-- Dataset entries --
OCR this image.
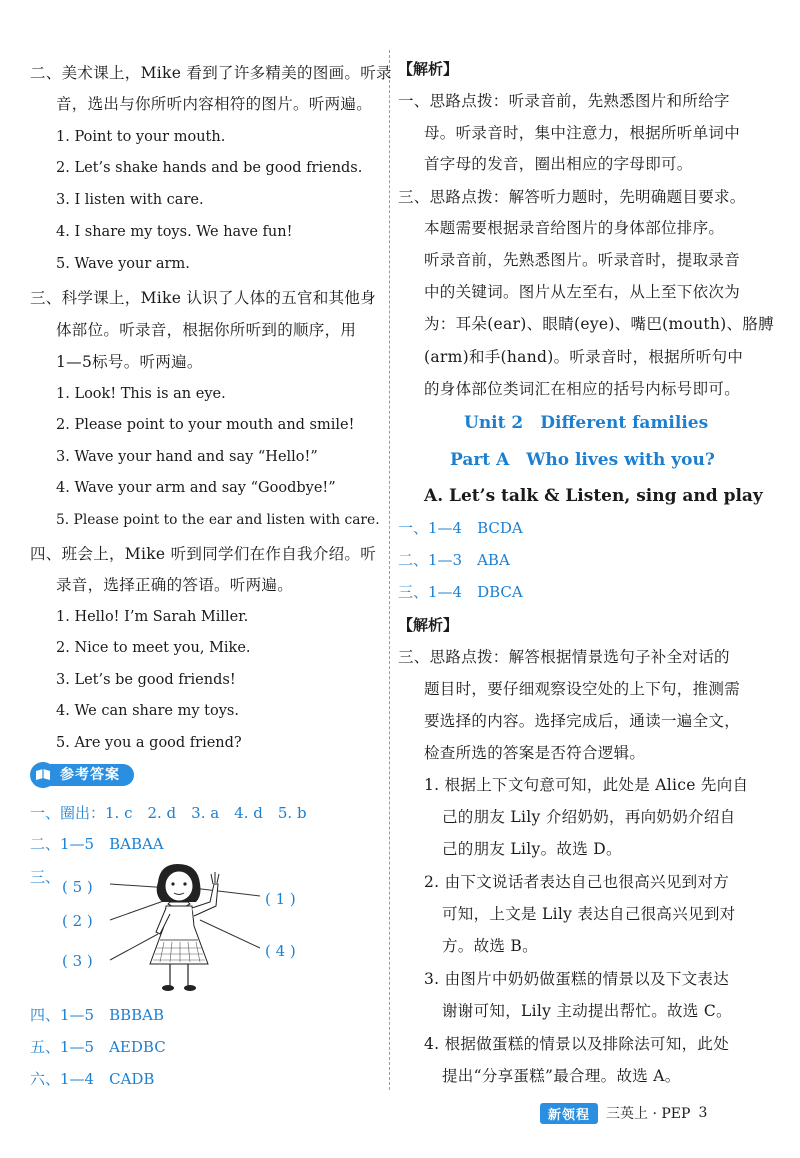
二、美术课上，Mike 看到了许多精美的图画。听录
音，选出与你所听内容相符的图片。听两遍。
1. Point to your mouth.
2. Let’s shake hands and be good friends.
3. I listen with care.
4. I share my toys. We have fun!
5. Wave your arm.
三、科学课上，Mike 认识了人体的五官和其他身
体部位。听录音，根据你所听到的顺序，用
1—5标号。听两遍。
1. Look! This is an eye.
2. Please point to your mouth and smile!
3. Wave your hand and say “Hello!”
4. Wave your arm and say “Goodbye!”
5. Please point to the ear and listen with care.
四、班会上，Mike 听到同学们在作自我介绍。听
录音，选择正确的答语。听两遍。
1. Hello! I’m Sarah Miller.
2. Nice to meet you, Mike.
3. Let’s be good friends!
4. We can share my toys.
5. Are you a good friend?
参考答案
一、圈出：1. c　2. d　3. a　4. d　5. b
二、1—5　BABAA
三、
( 5 )
( 2 )
( 3 )
( 1 )
( 4 )
四、1—5　BBBAB
五、1—5　AEDBC
六、1—4　CADB
【解析】
一、思路点拨：听录音前，先熟悉图片和所给字
母。听录音时，集中注意力，根据所听单词中
首字母的发音，圈出相应的字母即可。
三、思路点拨：解答听力题时，先明确题目要求。
本题需要根据录音给图片的身体部位排序。
听录音前，先熟悉图片。听录音时，提取录音
中的关键词。图片从左至右，从上至下依次为
为：耳朵(ear)、眼睛(eye)、嘴巴(mouth)、胳膊
(arm)和手(hand)。听录音时，根据所听句中
的身体部位类词汇在相应的括号内标号即可。
Unit 2　Different families
Part A　Who lives with you?
A. Let’s talk & Listen, sing and play
一、1—4　BCDA
二、1—3　ABA
三、1—4　DBCA
【解析】
三、思路点拨：解答根据情景选句子补全对话的
题目时，要仔细观察设空处的上下句，推测需
要选择的内容。选择完成后，通读一遍全文，
检查所选的答案是否符合逻辑。
1. 根据上下文句意可知，此处是 Alice 先向自
己的朋友 Lily 介绍奶奶，再向奶奶介绍自
己的朋友 Lily。故选 D。
2. 由下文说话者表达自己也很高兴见到对方
可知，上文是 Lily 表达自己很高兴见到对
方。故选 B。
3. 由图片中奶奶做蛋糕的情景以及下文表达
谢谢可知，Lily 主动提出帮忙。故选 C。
4. 根据做蛋糕的情景以及排除法可知，此处
提出“分享蛋糕”最合理。故选 A。
新领程	三英上 · PEP 3
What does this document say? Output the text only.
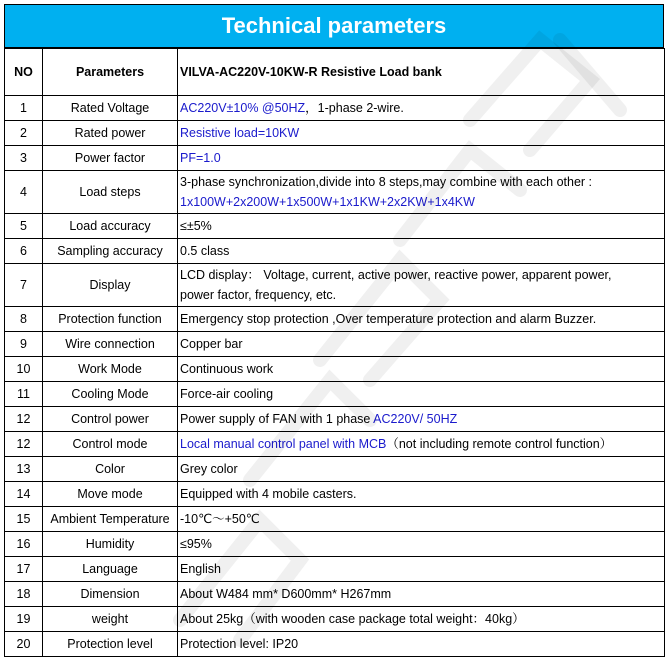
Technical parameters
NO	Parameters	VILVA-AC220V-10KW-R Resistive Load bank
1	Rated Voltage	AC220V±10% @50HZ，1-phase 2-wire.
2	Rated power	Resistive load=10KW
3	Power factor	PF=1.0
4	Load steps	3-phase synchronization,divide into 8 steps,may combine with each other :
1x100W+2x200W+1x500W+1x1KW+2x2KW+1x4KW
5	Load accuracy	≤±5%
6	Sampling accuracy	0.5 class
7	Display	LCD display： Voltage, current, active power, reactive power, apparent power,
power factor, frequency, etc.
8	Protection function	Emergency stop protection ,Over temperature protection and alarm Buzzer.
9	Wire connection	Copper bar
10	Work Mode	Continuous work
11	Cooling Mode	Force-air cooling
12	Control power	Power supply of FAN with 1 phase AC220V/ 50HZ
12	Control mode	Local manual control panel with MCB（not including remote control function）
13	Color	Grey color
14	Move mode	Equipped with 4 mobile casters.
15	Ambient Temperature	-10℃～+50℃
16	Humidity	≤95%
17	Language	English
18	Dimension	About W484 mm* D600mm* H267mm
19	weight	About 25kg（with wooden case package total weight：40kg）
20	Protection level	Protection level: IP20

-- STATED PROBLEM --
Write out each entry exactly as given, but skip the pictures.

-- EXERCISE OUTPUT --
OCR this image.
二、美术课上，Mike 看到了许多精美的图画。听录
音，选出与你所听内容相符的图片。听两遍。
1. Point to your mouth.
2. Let’s shake hands and be good friends.
3. I listen with care.
4. I share my toys. We have fun!
5. Wave your arm.
三、科学课上，Mike 认识了人体的五官和其他身
体部位。听录音，根据你所听到的顺序，用
1—5标号。听两遍。
1. Look! This is an eye.
2. Please point to your mouth and smile!
3. Wave your hand and say “Hello!”
4. Wave your arm and say “Goodbye!”
5. Please point to the ear and listen with care.
四、班会上，Mike 听到同学们在作自我介绍。听
录音，选择正确的答语。听两遍。
1. Hello! I’m Sarah Miller.
2. Nice to meet you, Mike.
3. Let’s be good friends!
4. We can share my toys.
5. Are you a good friend?
参考答案
一、圈出：1. c　2. d　3. a　4. d　5. b
二、1—5　BABAA
三、
( 5 )
( 2 )
( 3 )
( 1 )
( 4 )
四、1—5　BBBAB
五、1—5　AEDBC
六、1—4　CADB
【解析】
一、思路点拨：听录音前，先熟悉图片和所给字
母。听录音时，集中注意力，根据所听单词中
首字母的发音，圈出相应的字母即可。
三、思路点拨：解答听力题时，先明确题目要求。
本题需要根据录音给图片的身体部位排序。
听录音前，先熟悉图片。听录音时，提取录音
中的关键词。图片从左至右，从上至下依次为
为：耳朵(ear)、眼睛(eye)、嘴巴(mouth)、胳膊
(arm)和手(hand)。听录音时，根据所听句中
的身体部位类词汇在相应的括号内标号即可。
Unit 2　Different families
Part A　Who lives with you?
A. Let’s talk & Listen, sing and play
一、1—4　BCDA
二、1—3　ABA
三、1—4　DBCA
【解析】
三、思路点拨：解答根据情景选句子补全对话的
题目时，要仔细观察设空处的上下句，推测需
要选择的内容。选择完成后，通读一遍全文，
检查所选的答案是否符合逻辑。
1. 根据上下文句意可知，此处是 Alice 先向自
己的朋友 Lily 介绍奶奶，再向奶奶介绍自
己的朋友 Lily。故选 D。
2. 由下文说话者表达自己也很高兴见到对方
可知，上文是 Lily 表达自己很高兴见到对
方。故选 B。
3. 由图片中奶奶做蛋糕的情景以及下文表达
谢谢可知，Lily 主动提出帮忙。故选 C。
4. 根据做蛋糕的情景以及排除法可知，此处
提出“分享蛋糕”最合理。故选 A。
新领程	三英上 · PEP 3
What does this document say? Output the text only.
Technical parameters
NO	Parameters	VILVA-AC220V-10KW-R Resistive Load bank
1	Rated Voltage	AC220V±10% @50HZ，1-phase 2-wire.
2	Rated power	Resistive load=10KW
3	Power factor	PF=1.0
4	Load steps	3-phase synchronization,divide into 8 steps,may combine with each other :
1x100W+2x200W+1x500W+1x1KW+2x2KW+1x4KW
5	Load accuracy	≤±5%
6	Sampling accuracy	0.5 class
7	Display	LCD display： Voltage, current, active power, reactive power, apparent power,
power factor, frequency, etc.
8	Protection function	Emergency stop protection ,Over temperature protection and alarm Buzzer.
9	Wire connection	Copper bar
10	Work Mode	Continuous work
11	Cooling Mode	Force-air cooling
12	Control power	Power supply of FAN with 1 phase AC220V/ 50HZ
12	Control mode	Local manual control panel with MCB（not including remote control function）
13	Color	Grey color
14	Move mode	Equipped with 4 mobile casters.
15	Ambient Temperature	-10℃～+50℃
16	Humidity	≤95%
17	Language	English
18	Dimension	About W484 mm* D600mm* H267mm
19	weight	About 25kg（with wooden case package total weight：40kg）
20	Protection level	Protection level: IP20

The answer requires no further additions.